*Work to complete*: Repeat every entry word for word, but leave the images out of your copy.

Dataset records
====

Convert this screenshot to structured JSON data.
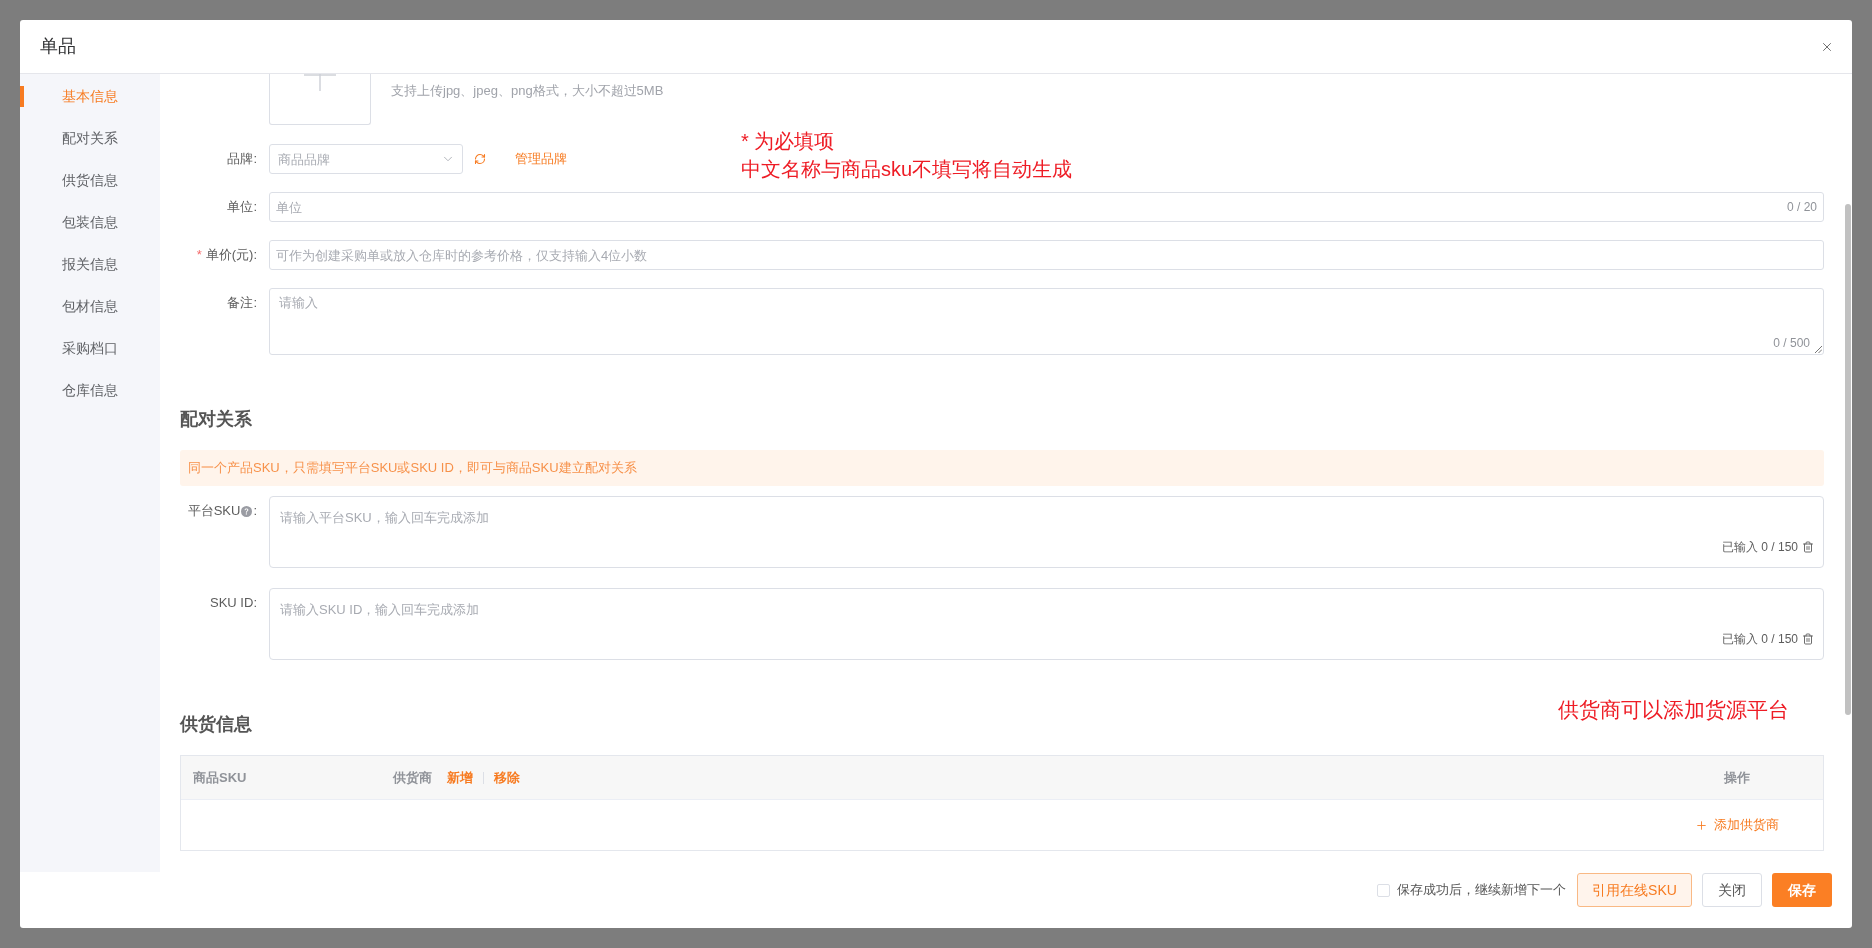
{
  "dialog": {
    "title": "单品"
  },
  "sidebar": {
    "items": [
      {
        "label": "基本信息",
        "selected": true
      },
      {
        "label": "配对关系",
        "selected": false
      },
      {
        "label": "供货信息",
        "selected": false
      },
      {
        "label": "包装信息",
        "selected": false
      },
      {
        "label": "报关信息",
        "selected": false
      },
      {
        "label": "包材信息",
        "selected": false
      },
      {
        "label": "采购档口",
        "selected": false
      },
      {
        "label": "仓库信息",
        "selected": false
      }
    ]
  },
  "basic_info": {
    "upload_hint": "支持上传jpg、jpeg、png格式，大小不超过5MB",
    "note": [
      "* 为必填项",
      "中文名称与商品sku不填写将自动生成"
    ],
    "fields": [
      {
        "kind": "select",
        "label": "品牌:",
        "placeholder": "商品品牌",
        "link": "管理品牌"
      },
      {
        "kind": "input",
        "label": "单位:",
        "placeholder": "单位",
        "counter": "0 / 20"
      },
      {
        "kind": "input",
        "label": "单价(元):",
        "required_mark": "*",
        "placeholder": "可作为创建采购单或放入仓库时的参考价格，仅支持输入4位小数"
      },
      {
        "kind": "textarea",
        "label": "备注:",
        "placeholder": "请输入",
        "counter": "0 / 500"
      }
    ]
  },
  "pairing": {
    "heading": "配对关系",
    "alert": "同一个产品SKU，只需填写平台SKU或SKU ID，即可与商品SKU建立配对关系",
    "fields": [
      {
        "label": "平台SKU",
        "help": true,
        "colon": ":",
        "placeholder": "请输入平台SKU，输入回车完成添加",
        "counter": "已输入 0 / 150"
      },
      {
        "label": "SKU ID",
        "help": false,
        "colon": ":",
        "placeholder": "请输入SKU ID，输入回车完成添加",
        "counter": "已输入 0 / 150"
      }
    ]
  },
  "supply": {
    "heading": "供货信息",
    "note": "供货商可以添加货源平台",
    "table": {
      "columns": [
        {
          "label": "商品SKU"
        },
        {
          "label": "供货商",
          "actions": [
            "新增",
            "移除"
          ]
        },
        {
          "label": "操作"
        }
      ],
      "add_link": "添加供货商"
    }
  },
  "footer": {
    "checkbox": {
      "label": "保存成功后，继续新增下一个",
      "checked": false
    },
    "buttons": [
      {
        "kind": "secondary",
        "label": "引用在线SKU"
      },
      {
        "kind": "default",
        "label": "关闭"
      },
      {
        "kind": "primary",
        "label": "保存"
      }
    ]
  }
}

====

*Written answer*:
Convert this screenshot to structured JSON data.
{
  "dialog": {
    "title": "单品"
  },
  "sidebar": {
    "items": [
      {
        "label": "基本信息",
        "selected": true
      },
      {
        "label": "配对关系",
        "selected": false
      },
      {
        "label": "供货信息",
        "selected": false
      },
      {
        "label": "包装信息",
        "selected": false
      },
      {
        "label": "报关信息",
        "selected": false
      },
      {
        "label": "包材信息",
        "selected": false
      },
      {
        "label": "采购档口",
        "selected": false
      },
      {
        "label": "仓库信息",
        "selected": false
      }
    ]
  },
  "basic_info": {
    "upload_hint": "支持上传jpg、jpeg、png格式，大小不超过5MB",
    "note": [
      "* 为必填项",
      "中文名称与商品sku不填写将自动生成"
    ],
    "fields": [
      {
        "kind": "select",
        "label": "品牌:",
        "placeholder": "商品品牌",
        "link": "管理品牌"
      },
      {
        "kind": "input",
        "label": "单位:",
        "placeholder": "单位",
        "counter": "0 / 20"
      },
      {
        "kind": "input",
        "label": "单价(元):",
        "required_mark": "*",
        "placeholder": "可作为创建采购单或放入仓库时的参考价格，仅支持输入4位小数"
      },
      {
        "kind": "textarea",
        "label": "备注:",
        "placeholder": "请输入",
        "counter": "0 / 500"
      }
    ]
  },
  "pairing": {
    "heading": "配对关系",
    "alert": "同一个产品SKU，只需填写平台SKU或SKU ID，即可与商品SKU建立配对关系",
    "fields": [
      {
        "label": "平台SKU",
        "help": true,
        "colon": ":",
        "placeholder": "请输入平台SKU，输入回车完成添加",
        "counter": "已输入 0 / 150"
      },
      {
        "label": "SKU ID",
        "help": false,
        "colon": ":",
        "placeholder": "请输入SKU ID，输入回车完成添加",
        "counter": "已输入 0 / 150"
      }
    ]
  },
  "supply": {
    "heading": "供货信息",
    "note": "供货商可以添加货源平台",
    "table": {
      "columns": [
        {
          "label": "商品SKU"
        },
        {
          "label": "供货商",
          "actions": [
            "新增",
            "移除"
          ]
        },
        {
          "label": "操作"
        }
      ],
      "add_link": "添加供货商"
    }
  },
  "footer": {
    "checkbox": {
      "label": "保存成功后，继续新增下一个",
      "checked": false
    },
    "buttons": [
      {
        "kind": "secondary",
        "label": "引用在线SKU"
      },
      {
        "kind": "default",
        "label": "关闭"
      },
      {
        "kind": "primary",
        "label": "保存"
      }
    ]
  }
}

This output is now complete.